**Selected passage**

================

8 Evidence relating to the cardiac risk associated with chronic exposure to food products derived from mammals or to a foreign body in the form of a bovine or porcine aortic valve
Antibody responses to the oligosaccharide galactose alpha-1,3-galactose have recently become an important area of investigation into the effects of chronic high level exposure to this epitope either as a glycoprotein or as a glycolipid (48, 49). Two different research groups have identified an association between increased severity of coronary artery disease (CAD) and the presence of IgE antibodies specific for alpha-gal (49, 50). Interestingly, in both of those studies, a large proportion of the subjects with specific IgE to alpha-gal were not aware of symptoms after eating red meat, and therefore had no reason to suspect this sensitivity.
While searching for further evidence about the association between coronary artery disease and specific IgE to alpha-gal, Jeff Wilson analyzed IgE antibodies in a cohort of subjects enrolled in the multiethnic study on atherosclerosis (MESA). In that cohort, which was enrolled at the Wake Medical Center, the prevalence of sIgE to alpha-gal was too low to see significant results, however there was a strong signal for the association between IgE to milk and cardiac mortality (51). That came to light from a collaboration between Corinne Keet of UNC and Jeff Wilson at UVA which found a significant relationship between sIgE to milk and cardiac disease in both NHANES and MESA (51). Given that there have been multiple studies in the past suggesting that a diet which includes mammalian products can increase the risk of cardiac disease the new data suggests that at least part of that risk relates to IgE antibodies specific for food antigens derived from mammals. On the other hand there has been some recent evidence from a cardiac surgery group in Vienna that the transplant of a biovalve derived from a pig or a cow can increase the production of sIgG3 antibodies to alpha-gal (52). Interestingly the isotype IgG3 has very little track record clinically. Until recently the evidence in relation to this association was based on ELISA assays. However, it is now possible to measure IgG3 antibodies with ImmunoCAP (53). The authors in Vienna clearly raised the question whether stimulation of sIgG3 antibodies to alpha-gal could have contributed to the increased mortality among patients who are relatively younger when they receive biovalve transplants. Currently mechanical valves, rather than biovalves, are recommended for patients under 55 years old, both in the USA and in Europe (54).

================

Saved data entries
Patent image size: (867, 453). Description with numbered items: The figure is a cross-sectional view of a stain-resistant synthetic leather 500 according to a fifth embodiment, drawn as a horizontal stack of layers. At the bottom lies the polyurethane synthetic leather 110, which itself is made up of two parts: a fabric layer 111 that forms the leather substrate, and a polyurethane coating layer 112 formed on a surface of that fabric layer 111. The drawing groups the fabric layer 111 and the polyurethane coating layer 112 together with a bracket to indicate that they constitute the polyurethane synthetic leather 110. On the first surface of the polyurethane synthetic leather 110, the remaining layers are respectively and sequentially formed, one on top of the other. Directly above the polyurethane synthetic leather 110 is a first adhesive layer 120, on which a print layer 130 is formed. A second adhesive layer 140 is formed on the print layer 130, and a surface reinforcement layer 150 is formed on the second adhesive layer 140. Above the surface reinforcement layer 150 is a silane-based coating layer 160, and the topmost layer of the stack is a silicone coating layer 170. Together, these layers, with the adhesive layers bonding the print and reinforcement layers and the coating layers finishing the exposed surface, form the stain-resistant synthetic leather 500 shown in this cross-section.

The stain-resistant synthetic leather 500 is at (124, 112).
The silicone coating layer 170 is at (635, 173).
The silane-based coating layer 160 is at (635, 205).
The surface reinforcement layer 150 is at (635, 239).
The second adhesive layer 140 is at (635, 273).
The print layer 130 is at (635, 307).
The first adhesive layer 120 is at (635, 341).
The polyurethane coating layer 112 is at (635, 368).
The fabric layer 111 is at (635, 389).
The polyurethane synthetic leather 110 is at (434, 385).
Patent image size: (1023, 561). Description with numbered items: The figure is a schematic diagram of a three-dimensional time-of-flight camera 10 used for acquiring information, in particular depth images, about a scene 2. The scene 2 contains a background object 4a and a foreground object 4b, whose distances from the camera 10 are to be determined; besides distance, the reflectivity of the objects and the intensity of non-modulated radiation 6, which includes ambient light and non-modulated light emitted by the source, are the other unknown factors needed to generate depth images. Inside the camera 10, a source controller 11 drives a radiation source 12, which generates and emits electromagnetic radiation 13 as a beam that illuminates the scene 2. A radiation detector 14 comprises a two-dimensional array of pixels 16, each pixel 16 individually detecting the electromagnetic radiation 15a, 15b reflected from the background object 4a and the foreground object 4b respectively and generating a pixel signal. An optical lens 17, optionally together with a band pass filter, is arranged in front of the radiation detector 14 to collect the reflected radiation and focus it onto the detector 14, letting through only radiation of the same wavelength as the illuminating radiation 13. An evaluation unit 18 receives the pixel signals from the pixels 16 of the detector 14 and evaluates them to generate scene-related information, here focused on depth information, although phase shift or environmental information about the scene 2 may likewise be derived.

================

**Tasks for this exercise**
1) List every reference number that the alpha-gal passage cites in parentheses.
2) According to the alpha-gal passage, below what age are mechanical valves recommended over biovalves in the USA and Europe?
3) Please write the next paragraph of the alpha-gal passage, picking up after its final sentence.
You won't need these lines.

**Outputs in order**
1) 48, 49, 50, 51, 52, 53, 54

2) Under 55 years old.

3)
9 Relevance of isotype specific antibodies to component allergens from cat and mite that are germane to the effect of the indoor environment to asthma
In the early years of the 21st century, the average young person in western society spends as much as 90 to 95% of their time indoors. Although a large number of different allergen sources can be relevant to asthma, two sources stand out because we know a great deal about their component allergens and because they are relevant to a large number of individuals. The two allergen sources that we will focus on here are dust mites and cats. In particular, we are concerned with the details of the surprising phenomenon that some children who live in a home with a cat become immunologically tolerant to cat allergens (20, 55, 56). This phenomenon has also been studied in detail using both serum and cells from a small group of patients with asthma and an equal number of controls, who were living in homes with cats in Seattle (57). By contrast in almost all studies on the effects of dust mite exposure in houses, higher levels of exposure are associated with increased prevalence of sensitization (58, 59). Indeed the workshops on the risk of mite allergens to asthma concluded that there was a strong relationship between increased exposure to mite allergens and asthma (59). However, there is one study from Sydney, Australia that found a negative association between the highest levels of mite exposure and asthma (60). Furthermore, there has been some evidence that the mite component allergen with the highest exposure in houses may not always have the strongest association with asthma (22).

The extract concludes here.